■ Task instructions
Reproduce every line of the records below word for word, without any change.

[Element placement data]
########
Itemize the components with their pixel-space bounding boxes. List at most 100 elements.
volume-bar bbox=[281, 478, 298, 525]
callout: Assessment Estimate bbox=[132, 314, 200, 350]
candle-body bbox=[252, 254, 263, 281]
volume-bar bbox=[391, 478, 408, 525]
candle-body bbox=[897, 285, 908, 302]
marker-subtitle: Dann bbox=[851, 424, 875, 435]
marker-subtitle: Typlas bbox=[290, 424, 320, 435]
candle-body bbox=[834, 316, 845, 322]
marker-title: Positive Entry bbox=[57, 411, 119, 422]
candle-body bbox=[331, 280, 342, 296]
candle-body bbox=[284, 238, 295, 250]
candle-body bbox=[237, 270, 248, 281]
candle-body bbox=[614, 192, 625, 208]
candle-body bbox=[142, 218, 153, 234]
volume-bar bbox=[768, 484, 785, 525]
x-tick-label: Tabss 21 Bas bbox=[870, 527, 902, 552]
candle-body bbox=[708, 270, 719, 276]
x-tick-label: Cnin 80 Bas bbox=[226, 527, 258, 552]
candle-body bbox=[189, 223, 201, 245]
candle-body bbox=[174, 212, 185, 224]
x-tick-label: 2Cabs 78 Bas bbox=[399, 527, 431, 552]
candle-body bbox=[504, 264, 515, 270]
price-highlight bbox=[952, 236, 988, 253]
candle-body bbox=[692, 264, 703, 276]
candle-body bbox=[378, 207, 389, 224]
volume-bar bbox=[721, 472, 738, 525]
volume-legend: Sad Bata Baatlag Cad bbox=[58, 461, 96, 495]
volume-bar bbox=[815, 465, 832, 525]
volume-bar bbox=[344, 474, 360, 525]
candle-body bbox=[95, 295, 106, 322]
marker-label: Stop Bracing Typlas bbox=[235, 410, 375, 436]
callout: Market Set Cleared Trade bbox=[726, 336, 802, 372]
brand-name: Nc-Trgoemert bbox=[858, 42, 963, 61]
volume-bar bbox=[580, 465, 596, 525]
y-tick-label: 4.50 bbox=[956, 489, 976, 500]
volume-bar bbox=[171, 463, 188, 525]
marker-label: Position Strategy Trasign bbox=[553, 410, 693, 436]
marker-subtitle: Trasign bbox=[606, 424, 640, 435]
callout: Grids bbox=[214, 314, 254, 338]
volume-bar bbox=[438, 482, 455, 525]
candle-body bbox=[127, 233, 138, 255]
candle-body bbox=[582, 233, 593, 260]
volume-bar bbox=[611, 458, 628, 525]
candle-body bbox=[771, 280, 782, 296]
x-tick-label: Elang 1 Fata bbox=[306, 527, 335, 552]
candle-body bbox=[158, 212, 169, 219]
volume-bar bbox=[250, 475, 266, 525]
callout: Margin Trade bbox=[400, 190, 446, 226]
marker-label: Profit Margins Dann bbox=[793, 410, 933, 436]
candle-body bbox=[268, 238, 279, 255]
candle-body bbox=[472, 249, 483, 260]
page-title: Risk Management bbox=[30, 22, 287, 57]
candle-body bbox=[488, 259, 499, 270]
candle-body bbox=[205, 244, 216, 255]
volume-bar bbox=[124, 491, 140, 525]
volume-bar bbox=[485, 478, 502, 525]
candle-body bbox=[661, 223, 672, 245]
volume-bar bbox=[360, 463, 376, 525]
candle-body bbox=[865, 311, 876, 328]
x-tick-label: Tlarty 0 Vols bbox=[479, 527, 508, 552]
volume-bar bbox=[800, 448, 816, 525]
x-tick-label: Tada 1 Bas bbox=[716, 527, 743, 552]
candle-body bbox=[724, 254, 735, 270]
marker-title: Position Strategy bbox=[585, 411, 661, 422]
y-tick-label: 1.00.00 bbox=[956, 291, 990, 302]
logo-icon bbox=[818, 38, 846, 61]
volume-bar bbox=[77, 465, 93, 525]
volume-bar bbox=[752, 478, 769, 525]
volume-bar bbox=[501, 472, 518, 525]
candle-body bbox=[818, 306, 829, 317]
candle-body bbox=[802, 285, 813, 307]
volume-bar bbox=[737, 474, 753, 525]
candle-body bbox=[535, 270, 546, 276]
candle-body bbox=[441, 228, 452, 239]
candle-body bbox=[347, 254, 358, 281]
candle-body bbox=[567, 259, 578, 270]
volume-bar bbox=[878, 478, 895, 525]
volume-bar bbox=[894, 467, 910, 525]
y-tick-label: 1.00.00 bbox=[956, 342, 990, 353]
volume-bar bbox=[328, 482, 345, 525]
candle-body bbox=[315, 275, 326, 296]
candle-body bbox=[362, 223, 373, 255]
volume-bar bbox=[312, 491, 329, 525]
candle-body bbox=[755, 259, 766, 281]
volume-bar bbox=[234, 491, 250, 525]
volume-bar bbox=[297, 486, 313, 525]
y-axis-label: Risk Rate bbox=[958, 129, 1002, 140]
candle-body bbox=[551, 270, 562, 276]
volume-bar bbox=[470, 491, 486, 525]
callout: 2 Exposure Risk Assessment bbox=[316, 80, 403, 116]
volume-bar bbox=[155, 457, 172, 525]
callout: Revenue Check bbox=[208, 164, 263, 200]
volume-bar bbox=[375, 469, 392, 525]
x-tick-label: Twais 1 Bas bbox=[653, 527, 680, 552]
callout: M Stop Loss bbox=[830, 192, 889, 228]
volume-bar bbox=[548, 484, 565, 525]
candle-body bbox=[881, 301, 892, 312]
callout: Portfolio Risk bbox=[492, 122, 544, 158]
########
■ Response
Itemize the components with their pixel-space bounding boxes. List at most 100 elements.
volume-bar bbox=[281, 478, 298, 525]
callout: Assessment Estimate bbox=[132, 314, 200, 350]
candle-body bbox=[252, 254, 263, 281]
volume-bar bbox=[391, 478, 408, 525]
candle-body bbox=[897, 285, 908, 302]
marker-subtitle: Dann bbox=[851, 424, 875, 435]
marker-subtitle: Typlas bbox=[290, 424, 320, 435]
candle-body bbox=[834, 316, 845, 322]
marker-title: Positive Entry bbox=[57, 411, 119, 422]
candle-body bbox=[331, 280, 342, 296]
candle-body bbox=[284, 238, 295, 250]
candle-body bbox=[237, 270, 248, 281]
candle-body bbox=[614, 192, 625, 208]
candle-body bbox=[142, 218, 153, 234]
volume-bar bbox=[768, 484, 785, 525]
x-tick-label: Tabss 21 Bas bbox=[870, 527, 902, 552]
candle-body bbox=[708, 270, 719, 276]
x-tick-label: Cnin 80 Bas bbox=[226, 527, 258, 552]
candle-body bbox=[189, 223, 201, 245]
candle-body bbox=[174, 212, 185, 224]
x-tick-label: 2Cabs 78 Bas bbox=[399, 527, 431, 552]
candle-body bbox=[504, 264, 515, 270]
price-highlight bbox=[952, 236, 988, 253]
candle-body bbox=[692, 264, 703, 276]
candle-body bbox=[378, 207, 389, 224]
volume-bar bbox=[721, 472, 738, 525]
volume-legend: Sad Bata Baatlag Cad bbox=[58, 461, 96, 495]
volume-bar bbox=[815, 465, 832, 525]
volume-bar bbox=[344, 474, 360, 525]
candle-body bbox=[95, 295, 106, 322]
marker-label: Stop Bracing Typlas bbox=[235, 410, 375, 436]
callout: Market Set Cleared Trade bbox=[726, 336, 802, 372]
brand-name: Nc-Trgoemert bbox=[858, 42, 963, 61]
volume-bar bbox=[580, 465, 596, 525]
y-tick-label: 4.50 bbox=[956, 489, 976, 500]
volume-bar bbox=[171, 463, 188, 525]
marker-label: Position Strategy Trasign bbox=[553, 410, 693, 436]
marker-subtitle: Trasign bbox=[606, 424, 640, 435]
callout: Grids bbox=[214, 314, 254, 338]
volume-bar bbox=[438, 482, 455, 525]
candle-body bbox=[127, 233, 138, 255]
candle-body bbox=[582, 233, 593, 260]
volume-bar bbox=[611, 458, 628, 525]
candle-body bbox=[771, 280, 782, 296]
x-tick-label: Elang 1 Fata bbox=[306, 527, 335, 552]
candle-body bbox=[158, 212, 169, 219]
volume-bar bbox=[250, 475, 266, 525]
callout: Margin Trade bbox=[400, 190, 446, 226]
marker-label: Profit Margins Dann bbox=[793, 410, 933, 436]
candle-body bbox=[268, 238, 279, 255]
candle-body bbox=[472, 249, 483, 260]
page-title: Risk Management bbox=[30, 22, 287, 57]
candle-body bbox=[488, 259, 499, 270]
candle-body bbox=[205, 244, 216, 255]
volume-bar bbox=[124, 491, 140, 525]
volume-bar bbox=[485, 478, 502, 525]
candle-body bbox=[661, 223, 672, 245]
volume-bar bbox=[360, 463, 376, 525]
candle-body bbox=[865, 311, 876, 328]
x-tick-label: Tlarty 0 Vols bbox=[479, 527, 508, 552]
volume-bar bbox=[800, 448, 816, 525]
x-tick-label: Tada 1 Bas bbox=[716, 527, 743, 552]
candle-body bbox=[724, 254, 735, 270]
marker-title: Position Strategy bbox=[585, 411, 661, 422]
y-tick-label: 1.00.00 bbox=[956, 291, 990, 302]
logo-icon bbox=[818, 38, 846, 61]
volume-bar bbox=[77, 465, 93, 525]
volume-bar bbox=[752, 478, 769, 525]
volume-bar bbox=[501, 472, 518, 525]
candle-body bbox=[818, 306, 829, 317]
candle-body bbox=[802, 285, 813, 307]
volume-bar bbox=[737, 474, 753, 525]
candle-body bbox=[535, 270, 546, 276]
candle-body bbox=[441, 228, 452, 239]
candle-body bbox=[347, 254, 358, 281]
candle-body bbox=[567, 259, 578, 270]
volume-bar bbox=[878, 478, 895, 525]
volume-bar bbox=[894, 467, 910, 525]
y-tick-label: 1.00.00 bbox=[956, 342, 990, 353]
volume-bar bbox=[328, 482, 345, 525]
candle-body bbox=[315, 275, 326, 296]
candle-body bbox=[362, 223, 373, 255]
volume-bar bbox=[312, 491, 329, 525]
candle-body bbox=[755, 259, 766, 281]
volume-bar bbox=[234, 491, 250, 525]
volume-bar bbox=[297, 486, 313, 525]
y-axis-label: Risk Rate bbox=[958, 129, 1002, 140]
candle-body bbox=[551, 270, 562, 276]
volume-bar bbox=[470, 491, 486, 525]
callout: 2 Exposure Risk Assessment bbox=[316, 80, 403, 116]
volume-bar bbox=[155, 457, 172, 525]
callout: Revenue Check bbox=[208, 164, 263, 200]
volume-bar bbox=[375, 469, 392, 525]
x-tick-label: Twais 1 Bas bbox=[653, 527, 680, 552]
callout: M Stop Loss bbox=[830, 192, 889, 228]
volume-bar bbox=[548, 484, 565, 525]
candle-body bbox=[881, 301, 892, 312]
callout: Portfolio Risk bbox=[492, 122, 544, 158]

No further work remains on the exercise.